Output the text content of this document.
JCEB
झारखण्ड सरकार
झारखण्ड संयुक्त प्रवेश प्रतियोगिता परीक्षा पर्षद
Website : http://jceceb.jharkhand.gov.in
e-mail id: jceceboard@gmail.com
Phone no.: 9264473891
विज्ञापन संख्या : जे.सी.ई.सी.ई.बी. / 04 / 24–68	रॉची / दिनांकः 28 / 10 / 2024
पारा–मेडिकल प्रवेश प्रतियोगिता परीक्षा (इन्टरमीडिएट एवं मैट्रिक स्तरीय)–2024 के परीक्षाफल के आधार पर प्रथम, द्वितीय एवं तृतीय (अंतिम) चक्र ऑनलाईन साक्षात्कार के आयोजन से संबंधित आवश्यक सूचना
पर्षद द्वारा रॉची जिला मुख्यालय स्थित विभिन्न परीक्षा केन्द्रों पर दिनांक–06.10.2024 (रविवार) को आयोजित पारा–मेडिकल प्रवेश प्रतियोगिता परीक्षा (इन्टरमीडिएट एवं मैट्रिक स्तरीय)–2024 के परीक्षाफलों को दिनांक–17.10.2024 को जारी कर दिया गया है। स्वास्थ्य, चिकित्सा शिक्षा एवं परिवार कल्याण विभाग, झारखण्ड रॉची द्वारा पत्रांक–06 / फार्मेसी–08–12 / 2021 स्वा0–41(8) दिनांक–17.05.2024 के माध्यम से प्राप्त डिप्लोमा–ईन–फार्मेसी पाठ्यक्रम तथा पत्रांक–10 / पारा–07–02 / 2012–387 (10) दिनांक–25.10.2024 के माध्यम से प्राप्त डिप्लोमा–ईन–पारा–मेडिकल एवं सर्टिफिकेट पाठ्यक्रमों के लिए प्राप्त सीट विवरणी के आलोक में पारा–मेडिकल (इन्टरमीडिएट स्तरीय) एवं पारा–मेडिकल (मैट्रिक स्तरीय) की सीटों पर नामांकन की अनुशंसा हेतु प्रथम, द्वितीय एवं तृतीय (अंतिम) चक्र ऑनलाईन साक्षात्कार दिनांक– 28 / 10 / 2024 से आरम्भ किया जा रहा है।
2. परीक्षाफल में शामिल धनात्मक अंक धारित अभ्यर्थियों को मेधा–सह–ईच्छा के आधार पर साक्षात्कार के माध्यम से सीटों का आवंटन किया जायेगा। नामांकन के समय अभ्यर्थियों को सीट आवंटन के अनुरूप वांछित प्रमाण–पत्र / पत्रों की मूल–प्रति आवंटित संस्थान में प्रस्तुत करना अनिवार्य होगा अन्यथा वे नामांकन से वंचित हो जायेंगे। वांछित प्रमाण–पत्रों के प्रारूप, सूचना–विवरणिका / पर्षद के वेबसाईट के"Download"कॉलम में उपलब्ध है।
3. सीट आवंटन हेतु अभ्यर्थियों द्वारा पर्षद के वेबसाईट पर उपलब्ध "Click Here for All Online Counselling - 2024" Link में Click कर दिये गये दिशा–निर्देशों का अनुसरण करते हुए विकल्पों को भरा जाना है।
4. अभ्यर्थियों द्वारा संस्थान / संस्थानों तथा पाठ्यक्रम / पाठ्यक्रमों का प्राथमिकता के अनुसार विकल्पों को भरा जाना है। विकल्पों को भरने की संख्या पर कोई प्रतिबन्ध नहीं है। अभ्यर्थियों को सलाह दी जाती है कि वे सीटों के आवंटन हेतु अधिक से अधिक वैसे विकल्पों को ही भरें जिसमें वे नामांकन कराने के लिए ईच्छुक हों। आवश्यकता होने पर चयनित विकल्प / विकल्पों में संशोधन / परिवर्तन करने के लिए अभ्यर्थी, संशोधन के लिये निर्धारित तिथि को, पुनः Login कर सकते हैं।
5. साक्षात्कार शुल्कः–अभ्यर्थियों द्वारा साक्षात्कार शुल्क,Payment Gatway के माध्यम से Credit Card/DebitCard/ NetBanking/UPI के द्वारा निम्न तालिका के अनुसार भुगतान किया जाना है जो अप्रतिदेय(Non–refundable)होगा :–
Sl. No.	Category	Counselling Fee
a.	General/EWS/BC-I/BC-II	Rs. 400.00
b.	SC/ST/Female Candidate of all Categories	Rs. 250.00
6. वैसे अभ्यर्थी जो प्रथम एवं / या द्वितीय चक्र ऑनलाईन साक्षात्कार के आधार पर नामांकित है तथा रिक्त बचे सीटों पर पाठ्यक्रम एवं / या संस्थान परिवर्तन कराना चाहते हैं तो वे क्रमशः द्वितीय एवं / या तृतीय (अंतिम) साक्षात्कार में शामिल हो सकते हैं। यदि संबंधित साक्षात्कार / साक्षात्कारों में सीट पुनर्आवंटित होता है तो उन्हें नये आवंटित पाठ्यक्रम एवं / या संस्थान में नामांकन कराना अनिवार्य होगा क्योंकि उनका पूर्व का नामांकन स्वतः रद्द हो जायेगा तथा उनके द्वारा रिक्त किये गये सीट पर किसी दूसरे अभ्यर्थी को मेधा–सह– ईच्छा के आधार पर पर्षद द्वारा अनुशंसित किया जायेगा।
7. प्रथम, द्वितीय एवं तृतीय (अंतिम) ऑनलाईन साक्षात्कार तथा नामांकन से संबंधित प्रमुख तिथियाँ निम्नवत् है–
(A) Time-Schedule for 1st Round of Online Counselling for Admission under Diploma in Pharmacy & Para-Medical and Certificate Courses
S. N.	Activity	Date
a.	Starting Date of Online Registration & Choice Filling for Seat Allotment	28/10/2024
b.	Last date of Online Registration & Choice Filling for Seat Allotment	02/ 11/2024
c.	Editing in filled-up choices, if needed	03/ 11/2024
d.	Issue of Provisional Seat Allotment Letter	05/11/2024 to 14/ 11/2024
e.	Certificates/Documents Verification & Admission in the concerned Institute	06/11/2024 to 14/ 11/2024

= TASK DESCRIPTION =
Look over the records above and copy each line that includes the string "Filling".

= RESPONSE TO THE EXERCISE =
a.	Starting Date of Online Registration & Choice Filling for Seat Allotment	28/10/2024
b.	Last date of Online Registration & Choice Filling for Seat Allotment	02/ 11/2024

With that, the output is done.